* Begin *

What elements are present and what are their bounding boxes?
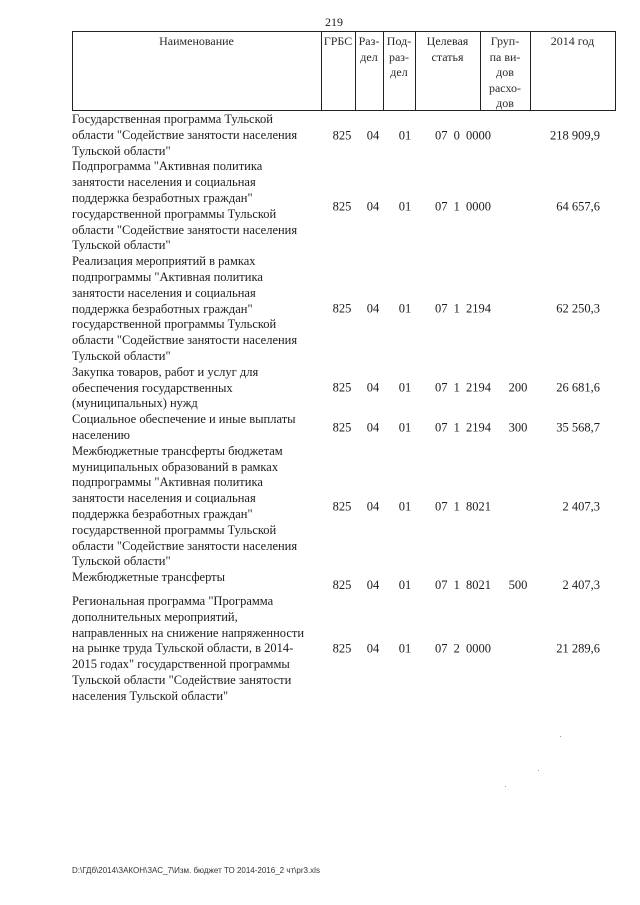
table-row xyxy=(72,444,620,570)
row-name: Социальное обеспечение и иные выплаты населению xyxy=(72,412,296,442)
row-gruppa: 500 xyxy=(508,578,528,593)
row-razdel: 04 xyxy=(366,420,380,435)
row-celevaya: 07 1 2194 xyxy=(435,420,491,435)
row-amount: 62 250,3 xyxy=(556,301,600,316)
row-grbs: 825 xyxy=(332,380,352,395)
row-podrazdel: 01 xyxy=(398,420,412,435)
row-podrazdel: 01 xyxy=(398,578,412,593)
header-year: 2014 год xyxy=(550,34,595,48)
table-row xyxy=(72,570,620,594)
table-body xyxy=(72,112,620,704)
page-number: 219 xyxy=(325,15,343,29)
row-razdel: 04 xyxy=(366,199,380,214)
row-name: Государственная программа Тульской области "Содействие занятости населения Тульской области" xyxy=(72,112,298,158)
row-amount: 64 657,6 xyxy=(556,199,600,214)
row-podrazdel: 01 xyxy=(398,499,412,514)
row-celevaya: 07 1 2194 xyxy=(435,380,491,395)
row-celevaya: 07 1 0000 xyxy=(435,199,491,214)
table-row xyxy=(72,112,620,159)
col-divider xyxy=(615,31,616,111)
row-name: Реализация мероприятий в рамках подпрограммы "Активная политика занятости населения и социальная поддержка безработных граждан" государственной программы Тульской области "Содействие занятости населения Тульской области" xyxy=(72,254,298,363)
row-amount: 2 407,3 xyxy=(562,499,600,514)
row-celevaya: 07 2 0000 xyxy=(435,641,491,656)
row-razdel: 04 xyxy=(366,380,380,395)
row-gruppa: 300 xyxy=(508,420,528,435)
header-bottom-border xyxy=(72,110,616,111)
table-row xyxy=(72,159,620,254)
row-name: Региональная программа "Программа дополнительных мероприятий, направленных на снижение напряженности на рынке труда Тульской области, в 2014- 2015 годах" государственной программы Тульской области "Содействие занятости населения Тульской области" xyxy=(72,593,305,703)
row-name: Закупка товаров, работ и услуг для обеспечения государственных (муниципальных) нужд xyxy=(72,364,259,411)
header-name: Наименование xyxy=(159,34,234,48)
scan-speck xyxy=(538,770,539,771)
row-podrazdel: 01 xyxy=(398,301,412,316)
header-gruppa: Груп- па ви- дов расхо- дов xyxy=(488,34,522,110)
table-row xyxy=(72,412,620,444)
scan-speck xyxy=(560,736,561,737)
row-grbs: 825 xyxy=(332,128,352,143)
row-name: Межбюджетные трансферты xyxy=(72,570,226,585)
row-gruppa: 200 xyxy=(508,380,528,395)
header-top-border xyxy=(72,31,616,32)
row-grbs: 825 xyxy=(332,499,352,514)
header-podrazdel: Под- раз- дел xyxy=(386,34,412,79)
row-amount: 21 289,6 xyxy=(556,641,600,656)
table-row xyxy=(72,254,620,365)
row-podrazdel: 01 xyxy=(398,128,412,143)
row-razdel: 04 xyxy=(366,301,380,316)
row-grbs: 825 xyxy=(332,641,352,656)
row-grbs: 825 xyxy=(332,199,352,214)
header-razdel: Раз- дел xyxy=(358,34,380,64)
row-amount: 26 681,6 xyxy=(556,380,600,395)
row-celevaya: 07 1 8021 xyxy=(435,499,491,514)
row-amount: 35 568,7 xyxy=(556,420,600,435)
row-celevaya: 07 1 2194 xyxy=(435,301,491,316)
row-razdel: 04 xyxy=(366,578,380,593)
row-podrazdel: 01 xyxy=(398,641,412,656)
table-header xyxy=(72,31,616,111)
row-amount: 2 407,3 xyxy=(562,578,600,593)
row-name: Подпрограмма "Активная политика занятости населения и социальная поддержка безработных граждан" государственной программы Тульской области "Содействие занятости населения Тульской области" xyxy=(72,159,298,253)
row-podrazdel: 01 xyxy=(398,199,412,214)
row-grbs: 825 xyxy=(332,420,352,435)
header-celevaya: Целевая статья xyxy=(426,34,469,64)
table-row xyxy=(72,365,620,412)
row-grbs: 825 xyxy=(332,578,352,593)
table-row xyxy=(72,594,620,705)
row-celevaya: 07 0 0000 xyxy=(435,128,491,143)
scan-speck xyxy=(505,786,506,787)
row-grbs: 825 xyxy=(332,301,352,316)
row-razdel: 04 xyxy=(366,128,380,143)
row-razdel: 04 xyxy=(366,499,380,514)
file-path-footer: D:\ГДб\2014\ЗАКОН\ЗАС_7\Изм. бюджет ТО 2014-2016_2 чт\pr3.xls xyxy=(72,866,320,875)
row-amount: 218 909,9 xyxy=(550,128,600,143)
row-podrazdel: 01 xyxy=(398,380,412,395)
row-name: Межбюджетные трансферты бюджетам муниципальных образований в рамках подпрограммы "Активная политика занятости населения и социальная поддержка безработных граждан" государственной программы Тульской области "Содействие занятости населения Тульской области" xyxy=(72,443,298,569)
row-razdel: 04 xyxy=(366,641,380,656)
header-grbs: ГРБС xyxy=(323,34,353,48)
row-celevaya: 07 1 8021 xyxy=(435,578,491,593)
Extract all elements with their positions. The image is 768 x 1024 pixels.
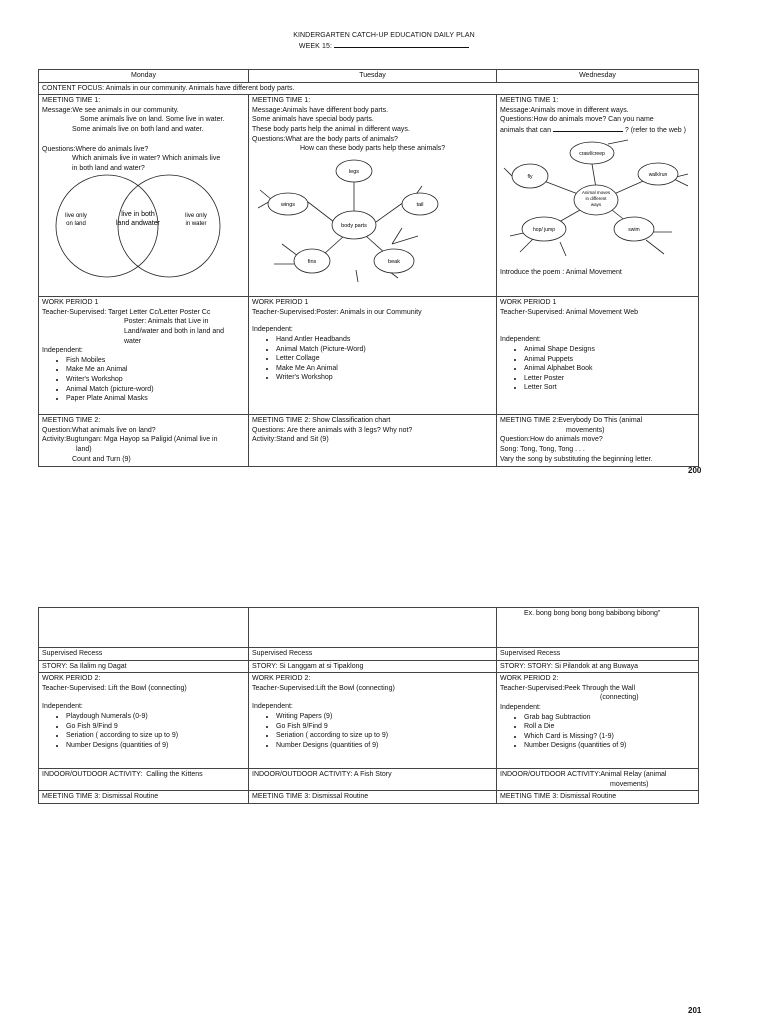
independent-list (42, 356, 245, 404)
content-focus-label: CONTENT FOCUS: (42, 84, 105, 92)
animal-movement-web (500, 136, 696, 268)
web-label-walk: walk/run (648, 171, 668, 178)
web-label-fins: fins (307, 258, 317, 265)
list-item: • Animal Puppets (524, 355, 695, 365)
monday-work-period-1 (39, 297, 249, 415)
question-line: How do animals move? Can you name (533, 116, 654, 124)
questions-label: Questions: (252, 135, 286, 143)
wednesday-work-period-1 (497, 297, 699, 415)
list-item: • Roll a Die (524, 722, 695, 732)
message-label: Message: (42, 106, 73, 114)
meeting-time-2-topic: movements) (566, 426, 605, 434)
teacher-supervised-text: Lift the Bowl (connecting) (108, 684, 187, 692)
message-label: Message: (500, 106, 531, 114)
wednesday-continued (497, 608, 699, 648)
venn-label-both: land andwater (116, 220, 160, 228)
monday-continued (39, 608, 249, 648)
venn-label-water: in water (185, 221, 207, 228)
wednesday-meeting-time-2 (497, 415, 699, 467)
poem-line: Introduce the poem : Animal Movement (500, 268, 622, 276)
activity-text: Bugtungan: Mga Hayop sa Paligid (Animal live in (66, 436, 218, 444)
list-item: • Animal Alphabet Book (524, 364, 695, 374)
meeting-time-2-title: MEETING TIME 2: (500, 417, 559, 425)
wednesday-indoor-outdoor-activity (497, 769, 699, 791)
list-item: • Animal Shape Designs (524, 345, 695, 355)
web-label-fly: fly (527, 173, 533, 180)
meeting-time-2-title: MEETING TIME 2: (252, 417, 311, 425)
monday-indoor-outdoor-activity (39, 769, 249, 791)
list-item: • Which Card is Missing? (1-9) (524, 732, 695, 742)
monday-story: STORY: Sa Ilalim ng Dagat (39, 660, 249, 673)
independent-list (500, 713, 695, 751)
teacher-supervised-label: Teacher-Supervised: (500, 308, 565, 316)
teacher-supervised-text: Lift the Bowl (connecting) (316, 684, 395, 692)
question-label: Question: (500, 436, 530, 444)
meeting-time-2-topic: Show Classification chart (312, 417, 391, 425)
teacher-supervised-text: Poster: Animals that Live in (124, 318, 209, 326)
wednesday-story: STORY: STORY: Si Pilandok at ang Buwaya (497, 660, 699, 673)
list-item: • Seriation ( according to size up to 9) (66, 731, 245, 741)
monday-meeting-time-2 (39, 415, 249, 467)
tuesday-meeting-time-3 (249, 791, 497, 804)
plan-title: KINDERGARTEN CATCH-UP EDUCATION DAILY PLAN (293, 32, 475, 39)
work-period-1-title: WORK PERIOD 1 (42, 299, 99, 307)
teacher-supervised-text: Target Letter Cc/Letter Poster Cc (108, 308, 211, 316)
independent-label: Independent: (42, 703, 83, 711)
list-item: • Seriation ( according to size up to 9) (276, 731, 493, 741)
teacher-supervised-text: (connecting) (600, 694, 639, 702)
question-line: Which animals live in water? Which animals live (72, 155, 221, 163)
activity-label: Activity: (252, 436, 277, 444)
web-label-wings: wings (280, 201, 296, 208)
monday-meeting-time-1 (39, 95, 249, 297)
question-line: in both land and water? (72, 164, 145, 172)
wednesday-meeting-time-1 (497, 95, 699, 297)
list-item: • Letter Poster (524, 374, 695, 384)
questions-label: Questions: (500, 116, 534, 124)
web-center-label: in different (585, 195, 607, 201)
tuesday-work-period-1 (249, 297, 497, 415)
list-item: • Letter Sort (524, 383, 695, 393)
list-item: • Animal Match (Picture-Word) (276, 345, 493, 355)
list-item: • Number Designs (quantities of 9) (66, 741, 245, 751)
teacher-supervised-label: Teacher-Supervised: (252, 684, 317, 692)
day-header-tuesday: Tuesday (249, 70, 497, 83)
list-item: • Paper Plate Animal Masks (66, 394, 245, 404)
message-line: Animals move in different ways. (530, 106, 629, 114)
question-line: Where do animals live? (75, 145, 149, 153)
plan-table-page1 (38, 69, 699, 467)
tuesday-continued (249, 608, 497, 648)
content-focus-row (39, 82, 699, 95)
wednesday-recess: Supervised Recess (497, 648, 699, 661)
independent-list (252, 335, 493, 383)
message-line: We see animals in our community. (72, 106, 179, 114)
tuesday-recess: Supervised Recess (249, 648, 497, 661)
web-center-label: Animal moves (581, 189, 611, 195)
independent-label: Independent: (42, 347, 83, 355)
venn-label-land: on land (66, 221, 86, 228)
tuesday-indoor-outdoor-activity (249, 769, 497, 791)
question-label: Question: (42, 426, 72, 434)
song-example: Ex. bong bong bong bong babibong bibong" (524, 610, 661, 617)
activity-label: Activity: (42, 436, 67, 444)
activity-text: land) (76, 445, 92, 453)
meeting-time-1-title: MEETING TIME 1: (252, 97, 311, 105)
list-item: • Make Me An Animal (276, 364, 493, 374)
activity-label: INDOOR/OUTDOOR ACTIVITY: (252, 771, 353, 779)
web-label-beak: beak (388, 258, 400, 265)
answer-blank (553, 125, 623, 132)
activity-text: A Fish Story (353, 771, 392, 779)
list-item: • Animal Match (picture-word) (66, 385, 245, 395)
web-label-swim: swim (628, 226, 640, 233)
question-line: How can these body parts help these animals? (300, 145, 446, 153)
message-label: Message: (252, 106, 283, 114)
message-line: Animals have different body parts. (282, 106, 389, 114)
independent-list (42, 712, 245, 750)
song-text: Tong, Tong, Tong . . . (520, 445, 585, 453)
teacher-supervised-text: water (124, 337, 142, 345)
meeting-time-1-title: MEETING TIME 1: (500, 97, 559, 105)
wednesday-meeting-time-3 (497, 791, 699, 804)
teacher-supervised-label: Teacher-Supervised: (42, 684, 107, 692)
monday-work-period-2 (39, 673, 249, 769)
tuesday-story: STORY: Si Langgam at si Tipaklong (249, 660, 497, 673)
teacher-supervised-label: Teacher-Supervised: (252, 308, 317, 316)
list-item: • Number Designs (quantities of 9) (524, 741, 695, 751)
work-period-1-title: WORK PERIOD 1 (252, 299, 309, 307)
monday-meeting-time-3 (39, 791, 249, 804)
independent-label: Independent: (500, 336, 541, 344)
teacher-supervised-text: Animal Movement Web (565, 308, 638, 316)
list-item: • Number Designs (quantities of 9) (276, 741, 493, 751)
teacher-supervised-label: Teacher-Supervised: (500, 684, 565, 692)
work-period-1-title: WORK PERIOD 1 (500, 299, 557, 307)
web-label-crawl: crawl/creep (579, 150, 605, 157)
question-text: Are there animals with 3 legs? Why not? (287, 426, 413, 434)
message-line: Some animals have special body parts. (252, 116, 374, 124)
independent-list (500, 345, 695, 393)
questions-label: Questions: (252, 426, 286, 434)
list-item: • Fish Mobiles (66, 356, 245, 366)
list-item: • Writer's Workshop (66, 375, 245, 385)
week-line (0, 41, 768, 50)
meeting-time-3-text: Dismissal Routine (560, 793, 617, 801)
venn-label-water: live only (185, 213, 207, 220)
list-item: • Letter Collage (276, 354, 493, 364)
monday-recess: Supervised Recess (39, 648, 249, 661)
meeting-time-3-text: Dismissal Routine (312, 793, 369, 801)
list-item: • Writing Papers (9) (276, 712, 493, 722)
activity-label: INDOOR/OUTDOOR ACTIVITY: (42, 771, 143, 779)
teacher-supervised-text: Poster: Animals in our Community (316, 308, 422, 316)
list-item: • Go Fish 9/Find 9 (276, 722, 493, 732)
question-text: What animals live on land? (71, 426, 156, 434)
activity-text: Count and Turn (9) (72, 455, 131, 463)
meeting-time-2-topic: Everybody Do This (animal (558, 417, 643, 425)
web-label-hop: hop/ jump (533, 226, 555, 233)
list-item: • Hand Antler Headbands (276, 335, 493, 345)
web-center-label: ways (590, 201, 602, 207)
question-text: How do animals move? (529, 436, 603, 444)
activity-text: movements) (610, 780, 649, 788)
week-label: WEEK 15: (298, 43, 333, 50)
message-line: Some animals live on land. Some live in water. (80, 116, 225, 124)
web-label-tail: tail (416, 201, 424, 208)
web-center-label: body parts (341, 222, 367, 229)
plan-table-page2 (38, 607, 699, 804)
venn-label-land: live only (65, 213, 87, 220)
activity-text: Stand and Sit (9) (276, 436, 329, 444)
teacher-supervised-text: Peek Through the Wall (564, 684, 636, 692)
independent-label: Independent: (252, 326, 293, 334)
meeting-time-3-title: MEETING TIME 3: (500, 793, 559, 801)
work-period-2-title: WORK PERIOD 2: (500, 675, 559, 683)
message-line: These body parts help the animal in different ways. (252, 125, 410, 133)
meeting-time-3-title: MEETING TIME 3: (252, 793, 311, 801)
independent-list (252, 712, 493, 750)
question-line: ? (refer to the web ) (624, 126, 686, 134)
teacher-supervised-label: Teacher-Supervised: (42, 308, 107, 316)
web-label-legs: legs (348, 168, 360, 175)
wednesday-work-period-2 (497, 673, 699, 769)
song-label: Song: (500, 445, 519, 453)
venn-label-both: live in both (121, 211, 155, 219)
meeting-time-1-title: MEETING TIME 1: (42, 97, 101, 105)
meeting-time-3-title: MEETING TIME 3: (42, 793, 101, 801)
day-header-monday: Monday (39, 70, 249, 83)
activity-label: INDOOR/OUTDOOR ACTIVITY: (500, 771, 601, 779)
teacher-supervised-text: Land/water and both in land and (124, 327, 225, 335)
tuesday-meeting-time-2 (249, 415, 497, 467)
question-line: animals that can (500, 126, 551, 134)
activity-text: Calling the Kittens (146, 771, 203, 779)
list-item: • Grab bag Subtraction (524, 713, 695, 723)
tuesday-work-period-2 (249, 673, 497, 769)
work-period-2-title: WORK PERIOD 2: (252, 675, 311, 683)
question-line: What are the body parts of animals? (285, 135, 398, 143)
message-line: Some animals live on both land and water. (72, 125, 204, 133)
week-blank (334, 41, 469, 48)
questions-label: Questions: (42, 145, 76, 153)
list-item: • Go Fish 9/Find 9 (66, 722, 245, 732)
body-parts-web (252, 154, 492, 284)
song-instruction: Vary the song by substituting the beginning letter. (500, 455, 653, 463)
page-number: 201 (688, 1006, 702, 1015)
independent-label: Independent: (500, 703, 541, 711)
tuesday-meeting-time-1 (249, 95, 497, 297)
list-item: • Playdough Numerals (0-9) (66, 712, 245, 722)
day-header-wednesday: Wednesday (497, 70, 699, 83)
meeting-time-2-title: MEETING TIME 2: (42, 417, 101, 425)
list-item: • Writer's Workshop (276, 373, 493, 383)
work-period-2-title: WORK PERIOD 2: (42, 675, 101, 683)
content-focus-text: Animals in our community. Animals have different body parts. (105, 84, 295, 92)
activity-text: Animal Relay (animal (600, 771, 667, 779)
venn-diagram (42, 173, 244, 283)
independent-label: Independent: (252, 703, 293, 711)
page-number: 200 (688, 466, 702, 475)
meeting-time-3-text: Dismissal Routine (102, 793, 159, 801)
list-item: • Make Me an Animal (66, 365, 245, 375)
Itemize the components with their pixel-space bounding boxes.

* End *

(STATED PROBLEM):
Please find each line in the rows above that contains the string "continued", and copy those lines in full.

(FINISHED TASK):
wednesday-continued (497, 608, 699, 648)
monday-continued (39, 608, 249, 648)
tuesday-continued (249, 608, 497, 648)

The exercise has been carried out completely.